## start
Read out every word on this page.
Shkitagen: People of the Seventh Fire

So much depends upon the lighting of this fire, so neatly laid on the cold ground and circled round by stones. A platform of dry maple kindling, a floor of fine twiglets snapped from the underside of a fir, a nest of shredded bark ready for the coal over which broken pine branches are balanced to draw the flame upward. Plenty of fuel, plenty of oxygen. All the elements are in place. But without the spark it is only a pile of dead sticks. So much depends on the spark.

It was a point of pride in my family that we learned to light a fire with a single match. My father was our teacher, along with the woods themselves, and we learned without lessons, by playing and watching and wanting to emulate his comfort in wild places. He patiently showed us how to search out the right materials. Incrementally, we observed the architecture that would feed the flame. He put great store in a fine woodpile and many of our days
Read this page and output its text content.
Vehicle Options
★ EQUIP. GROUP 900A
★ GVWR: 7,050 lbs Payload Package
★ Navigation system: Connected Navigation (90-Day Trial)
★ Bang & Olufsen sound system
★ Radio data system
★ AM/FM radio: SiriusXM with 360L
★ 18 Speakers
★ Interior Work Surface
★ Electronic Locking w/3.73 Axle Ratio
## end
## start
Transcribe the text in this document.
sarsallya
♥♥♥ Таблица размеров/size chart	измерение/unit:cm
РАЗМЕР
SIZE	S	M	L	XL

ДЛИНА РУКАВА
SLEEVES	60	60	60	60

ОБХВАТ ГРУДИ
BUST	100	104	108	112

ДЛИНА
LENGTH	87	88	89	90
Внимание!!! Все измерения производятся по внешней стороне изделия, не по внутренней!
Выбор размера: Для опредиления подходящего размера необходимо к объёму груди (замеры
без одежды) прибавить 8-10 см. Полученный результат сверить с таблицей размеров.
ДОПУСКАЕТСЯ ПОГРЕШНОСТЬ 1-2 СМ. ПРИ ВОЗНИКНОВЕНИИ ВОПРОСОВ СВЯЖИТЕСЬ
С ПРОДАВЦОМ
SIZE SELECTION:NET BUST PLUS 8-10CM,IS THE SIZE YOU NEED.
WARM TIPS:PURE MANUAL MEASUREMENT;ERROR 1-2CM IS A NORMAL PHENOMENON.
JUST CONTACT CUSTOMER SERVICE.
## end
[DO THIS] Look through the listing and extract every line with "page" in it.

[WORKED ANSWER]
Read out every word on this page.
Read this page and output its text content.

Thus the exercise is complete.